Set task |
Please rewrite everything from the line containing "table-row[interactable]: 1. 1" down to the line containing "stat-stitches: 针数: 81974 [544,6,599,18]" as a Markdown table with the columns Row and Text, numbering each line and leaving out any blank lines.

..............................

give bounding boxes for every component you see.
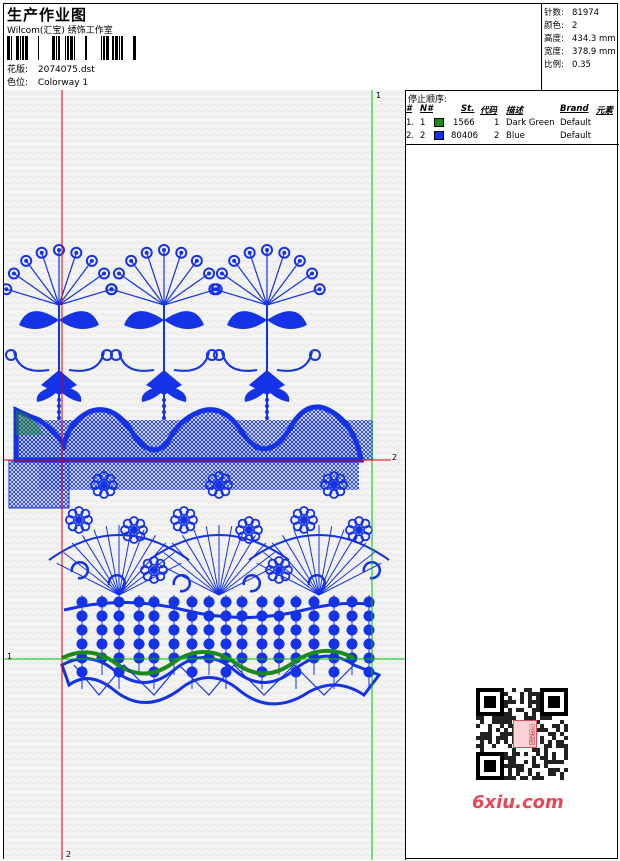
table-row[interactable]: 1. 1 1566 1 Dark Green Default [406,118,619,130]
row-description: Dark Green [506,118,555,128]
guide-label-bottom: 2 [66,850,72,859]
table-row[interactable]: 2. 2 80406 2 Blue Default [406,131,619,143]
stat-value: 2 [572,21,578,31]
colorway-value: Colorway 1 [37,78,89,88]
row-code: 2 [494,131,500,141]
col-index: # [406,104,412,114]
col-stitches: St. [461,104,475,114]
col-element: 元素 [596,106,614,116]
row-description: Blue [506,131,525,141]
watermark-text: 6xiu.com [472,792,564,813]
company-name: Wilcom(汇宝) 绣饰工作室 [7,26,113,36]
stat-value: 81974 [572,8,600,18]
stat-colors: 颜色: 2 [544,19,577,31]
row-index: 2. [406,131,415,141]
divider [406,144,619,145]
stat-label: 针数: [544,8,564,18]
stat-label: 比例: [544,60,564,70]
barcode-icon [7,36,136,60]
design-line: 花版: 2074075.dst [7,62,95,75]
row-brand: Default [560,131,592,141]
row-stitches: 80406 [451,131,479,141]
design-canvas[interactable]: 1 2 1 2 [4,90,406,860]
stats-panel: 针数: 81974 颜色: 2 高度: 434.3 mm 宽度: 378.9 mm 比例… [541,4,620,90]
guide-label-right: 2 [392,453,398,462]
stat-stitches: 针数: 81974 [544,6,599,18]
row-brand: Default [560,118,592,128]
row-index: 1. [406,118,415,128]
col-code: 代码 [480,106,498,116]
col-needle: N# [420,104,434,114]
embroidery-preview [4,90,405,860]
stat-height: 高度: 434.3 mm [544,32,616,44]
page-title: 生产作业图 [7,6,88,24]
guide-label-top: 1 [376,91,382,100]
row-stitches: 1566 [453,118,475,128]
stat-label: 宽度: [544,47,564,57]
stat-value: 0.35 [572,60,591,70]
colorway-label: 色位: [7,78,29,88]
stop-sequence-panel: 停止顺序: # N# St. 代码 描述 Brand 元素 1. 1 1566 … [406,90,619,860]
design-value: 2074075.dst [37,65,95,75]
stat-label: 高度: [544,34,564,44]
col-description: 描述 [506,106,524,116]
stat-value: 378.9 mm [572,47,616,57]
design-label: 花版: [7,65,29,75]
col-brand: Brand [560,104,589,114]
watermark-stamp: 汉语图 [513,720,537,748]
stat-value: 434.3 mm [572,34,616,44]
guide-label-left: 1 [7,652,13,661]
colorway-line: 色位: Colorway 1 [7,75,88,88]
color-swatch-icon [434,131,444,140]
row-needle: 2 [420,131,426,141]
stat-label: 颜色: [544,21,564,31]
header: 生产作业图 Wilcom(汇宝) 绣饰工作室 花版: 2074075.dst 色… [4,4,619,91]
stat-width: 宽度: 378.9 mm [544,45,616,57]
color-swatch-icon [434,118,444,127]
worksheet-frame: 生产作业图 Wilcom(汇宝) 绣饰工作室 花版: 2074075.dst 色… [3,3,619,860]
row-needle: 1 [420,118,426,128]
row-code: 1 [494,118,500,128]
stat-scale: 比例: 0.35 [544,58,591,70]
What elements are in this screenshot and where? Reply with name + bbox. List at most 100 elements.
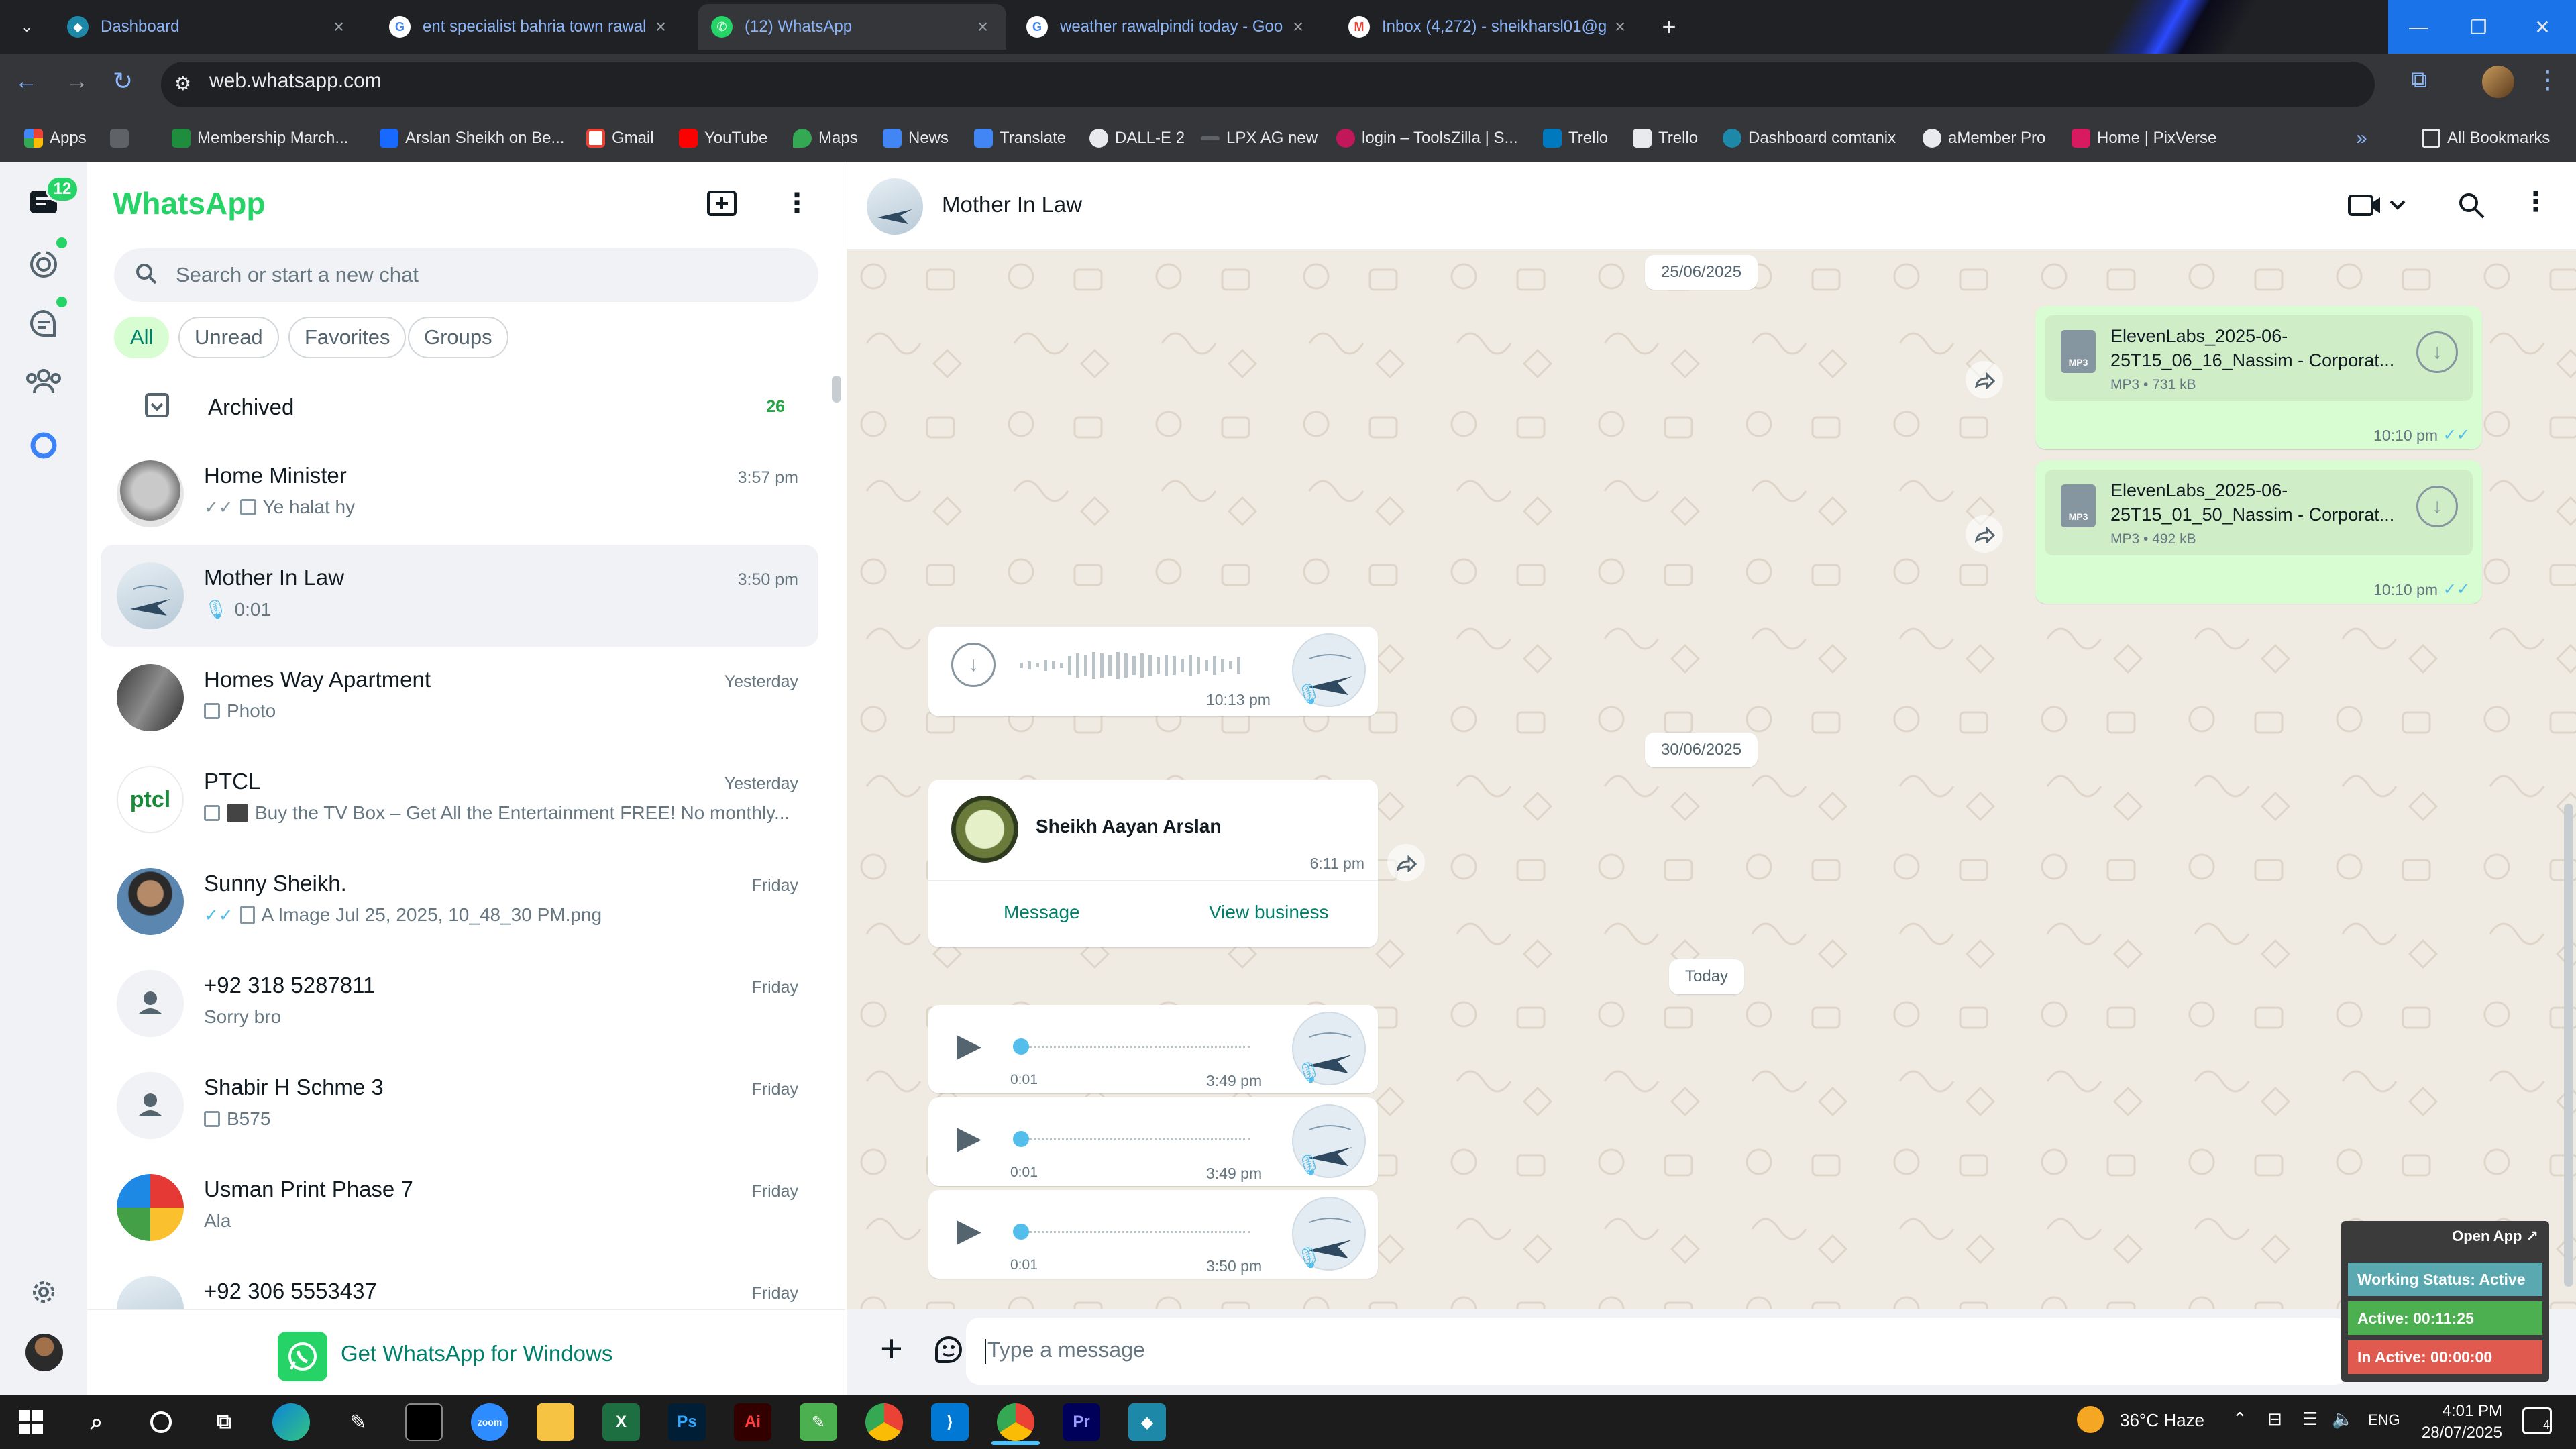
archived-row[interactable]: Archived 26: [101, 380, 818, 436]
voice-message[interactable]: ▶ 0:01 3:49 pm 🎙: [928, 1005, 1378, 1093]
chrome-icon[interactable]: [865, 1403, 903, 1441]
attach-plus-icon[interactable]: +: [880, 1330, 903, 1368]
chat-item-ptcl[interactable]: ptcl PTCL Yesterday Buy the TV Box – Get…: [101, 749, 818, 851]
pen-tool-icon[interactable]: ✎: [339, 1403, 377, 1441]
tab-gmail[interactable]: M Inbox (4,272) - sheikharsl01@g ×: [1335, 4, 1644, 50]
comtanix-app-icon[interactable]: ◆: [1128, 1403, 1166, 1441]
chat-item-phone-5553437[interactable]: +92 306 5553437 Friday: [101, 1258, 818, 1309]
bookmark-item[interactable]: YouTube: [679, 122, 767, 154]
filter-groups[interactable]: Groups: [408, 317, 508, 358]
site-info-icon[interactable]: ⚙: [174, 72, 191, 95]
download-icon[interactable]: ↓: [2416, 331, 2458, 373]
chat-item-mother-in-law[interactable]: Mother In Law 3:50 pm 🎙 0:01: [101, 545, 818, 647]
bookmark-item[interactable]: LPX AG new: [1201, 122, 1318, 154]
photoshop-icon[interactable]: Ps: [668, 1403, 706, 1441]
conversation-menu-icon[interactable]: ⋮: [2522, 186, 2549, 217]
task-view-icon[interactable]: ⧉: [205, 1403, 243, 1441]
tab-search-dropdown[interactable]: ⌄: [13, 4, 40, 50]
forward-icon[interactable]: [1387, 844, 1425, 881]
weather-icon[interactable]: [2077, 1406, 2104, 1433]
bookmark-item[interactable]: Arslan Sheikh on Be...: [380, 122, 564, 154]
windows-start-icon[interactable]: [12, 1403, 50, 1441]
filter-all[interactable]: All: [114, 317, 170, 358]
filter-unread[interactable]: Unread: [178, 317, 279, 358]
close-icon[interactable]: ×: [1288, 16, 1308, 38]
notification-center-icon[interactable]: 4: [2522, 1407, 2552, 1434]
open-app-link[interactable]: Open App ↗: [2452, 1228, 2538, 1245]
extensions-icon[interactable]: ⧉: [2411, 67, 2427, 93]
chat-item-home-minister[interactable]: Home Minister 3:57 pm ✓✓ Ye halat hy: [101, 443, 818, 545]
green-app-icon[interactable]: ✎: [800, 1403, 837, 1441]
edge-icon[interactable]: [272, 1403, 310, 1441]
bookmark-item[interactable]: DALL-E 2: [1089, 122, 1185, 154]
cortana-icon[interactable]: [142, 1403, 180, 1441]
conversation-scrollbar[interactable]: [2564, 804, 2573, 1287]
acrobat-icon[interactable]: Ai: [734, 1403, 771, 1441]
status-icon[interactable]: [23, 244, 64, 284]
document-message[interactable]: MP3 ElevenLabs_2025-06- 25T15_01_50_Nass…: [2035, 460, 2482, 604]
tray-overflow-chevron-icon[interactable]: ⌃: [2233, 1409, 2247, 1430]
playback-handle[interactable]: [1013, 1224, 1029, 1240]
contact-name[interactable]: Mother In Law: [942, 192, 1082, 217]
bookmark-item[interactable]: Translate: [974, 122, 1066, 154]
search-messages-icon[interactable]: [2457, 191, 2486, 220]
minimize-button[interactable]: —: [2388, 0, 2449, 54]
premiere-icon[interactable]: Pr: [1063, 1403, 1100, 1441]
bookmark-item[interactable]: Maps: [793, 122, 858, 154]
chat-item-usman-print[interactable]: Usman Print Phase 7 Friday Ala: [101, 1157, 818, 1258]
bookmark-item[interactable]: News: [883, 122, 949, 154]
download-icon[interactable]: ↓: [2416, 486, 2458, 527]
play-icon[interactable]: ▶: [957, 1119, 981, 1157]
new-tab-button[interactable]: +: [1650, 4, 1688, 50]
close-icon[interactable]: ×: [973, 16, 993, 38]
chat-item-sunny-sheikh[interactable]: Sunny Sheikh. Friday ✓✓ A Image Jul 25, …: [101, 851, 818, 953]
contact-message-button[interactable]: Message: [1004, 902, 1080, 923]
close-icon[interactable]: ×: [651, 16, 671, 38]
channels-icon[interactable]: [23, 303, 64, 343]
voice-message[interactable]: ▶ 0:01 3:50 pm 🎙: [928, 1190, 1378, 1279]
more-bookmarks-chevron-icon[interactable]: »: [2356, 122, 2367, 154]
document-message[interactable]: MP3 ElevenLabs_2025-06- 25T15_06_16_Nass…: [2035, 306, 2482, 449]
video-call-icon[interactable]: [2347, 191, 2410, 220]
wifi-icon[interactable]: ☰: [2302, 1409, 2318, 1430]
bookmark-apps[interactable]: Apps: [24, 122, 87, 154]
message-area[interactable]: 25/06/2025 MP3 ElevenLabs_2025-06- 25T15…: [847, 250, 2576, 1309]
forward-icon[interactable]: →: [66, 68, 89, 95]
address-bar[interactable]: ⚙: [161, 62, 2375, 107]
clock-date[interactable]: 28/07/2025: [2412, 1424, 2502, 1442]
close-icon[interactable]: ×: [329, 16, 349, 38]
communities-icon[interactable]: [23, 361, 64, 401]
back-icon[interactable]: ←: [15, 68, 38, 95]
bookmark-item[interactable]: Dashboard comtanix: [1723, 122, 1896, 154]
excel-icon[interactable]: X: [602, 1403, 640, 1441]
view-business-button[interactable]: View business: [1209, 902, 1328, 923]
playback-handle[interactable]: [1013, 1131, 1029, 1147]
chat-item-shabir-h[interactable]: Shabir H Schme 3 Friday B575: [101, 1055, 818, 1157]
file-explorer-icon[interactable]: [537, 1403, 574, 1441]
chat-item-phone-5287811[interactable]: +92 318 5287811 Friday Sorry bro: [101, 953, 818, 1055]
bookmark-item[interactable]: Gmail: [586, 122, 654, 154]
bookmark-item[interactable]: aMember Pro: [1923, 122, 2045, 154]
voice-message[interactable]: ▶ 0:01 3:49 pm 🎙: [928, 1097, 1378, 1186]
new-chat-icon[interactable]: [706, 189, 739, 219]
clock-time[interactable]: 4:01 PM: [2422, 1402, 2502, 1421]
message-input[interactable]: Type a message: [966, 1318, 2348, 1385]
all-bookmarks-folder[interactable]: All Bookmarks: [2422, 122, 2550, 154]
restore-button[interactable]: ❐: [2449, 0, 2509, 54]
forward-icon[interactable]: [1966, 515, 2003, 553]
voice-message-received[interactable]: ↓ 10:13 pm 🎙: [928, 627, 1378, 716]
language-indicator[interactable]: ENG: [2368, 1411, 2400, 1429]
bookmark-item[interactable]: Trello: [1543, 122, 1608, 154]
settings-gear-icon[interactable]: [23, 1272, 64, 1312]
tab-groups-icon[interactable]: [110, 122, 136, 154]
close-icon[interactable]: ×: [1610, 16, 1630, 38]
get-whatsapp-for-windows-banner[interactable]: Get WhatsApp for Windows: [87, 1309, 845, 1395]
play-icon[interactable]: ▶: [957, 1212, 981, 1249]
filter-favorites[interactable]: Favorites: [288, 317, 407, 358]
vscode-icon[interactable]: ⟩: [931, 1403, 969, 1441]
terminal-icon[interactable]: [405, 1403, 443, 1441]
sticker-emoji-icon[interactable]: [932, 1334, 965, 1366]
playback-handle[interactable]: [1013, 1038, 1029, 1055]
zoom-icon[interactable]: zoom: [471, 1403, 508, 1441]
forward-icon[interactable]: [1966, 361, 2003, 398]
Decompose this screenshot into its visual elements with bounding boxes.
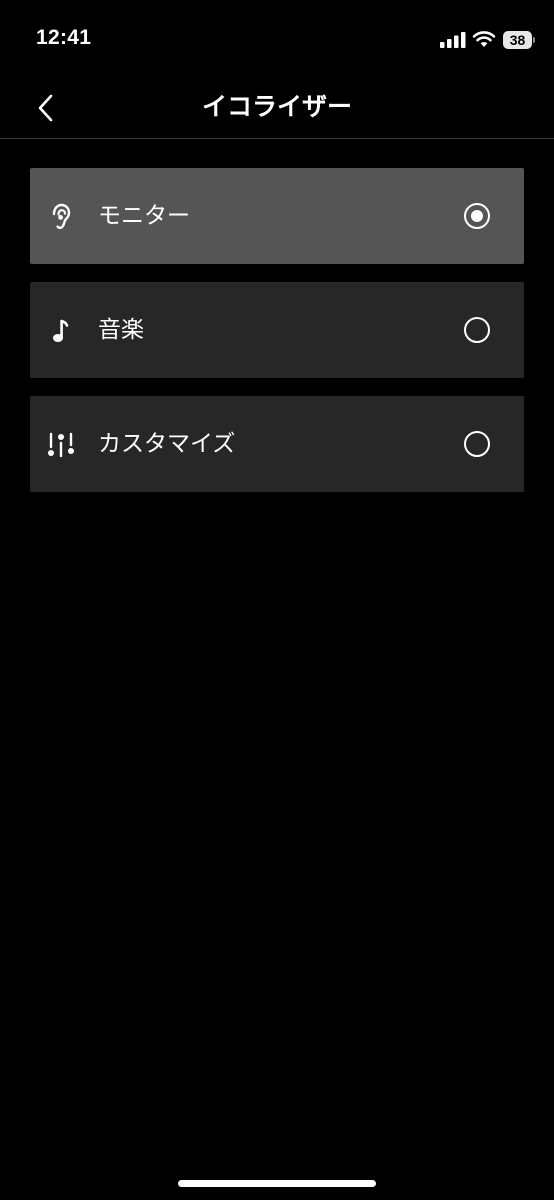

..............................

Solved problem |
| Row | Text |
|---|---|
| 1 | table-row[interactable]: 1. 1 1566 1 Dark Green Default [406,118,619,130] |
| 2 | row-description: Dark Green [506,118,555,128] |
| 3 | guide-label-bottom: 2 [66,850,72,859] |
| 4 | table-row[interactable]: 2. 2 80406 2 Blue Default [406,131,619,143] |
| 5 | stat-value: 2 [572,21,578,31] |
| 6 | colorway-value: Colorway 1 [37,78,89,88] |
| 7 | row-code: 2 [494,131,500,141] |
| 8 | col-index: # [406,104,412,114] |
| 9 | col-stitches: St. [461,104,475,114] |
| 10 | col-element: 元素 [596,106,614,116] |
| 11 | row-description: Blue [506,131,525,141] |
| 12 | watermark-text: 6xiu.com [472,792,564,813] |
| 13 | company-name: Wilcom(汇宝) 绣饰工作室 [7,26,113,36] |
| 14 | stat-value: 81974 [572,8,600,18] |
| 15 | stat-colors: 颜色: 2 [544,19,577,31] |
| 16 | row-index: 2. [406,131,415,141] |
| 17 | divider [406,144,619,145] |
| 18 | stat-label: 针数: [544,8,564,18] |
| 19 | stat-label: 比例: [544,60,564,70] |
| 20 | barcode-icon [7,36,136,60] |
| 21 | design-line: 花版: 2074075.dst [7,62,95,75] |
| 22 | row-brand: Default [560,131,592,141] |
| 23 | row-stitches: 80406 [451,131,479,141] |
| 24 | design-canvas[interactable]: 1 2 1 2 [4,90,406,860] |
| 25 | stats-panel: 针数: 81974 颜色: 2 高度: 434.3 mm 宽度: 378.9 mm 比例… [541,4,620,90] |
| 26 | guide-label-right: 2 [392,453,398,462] |
| 27 | stat-stitches: 针数: 81974 [544,6,599,18] |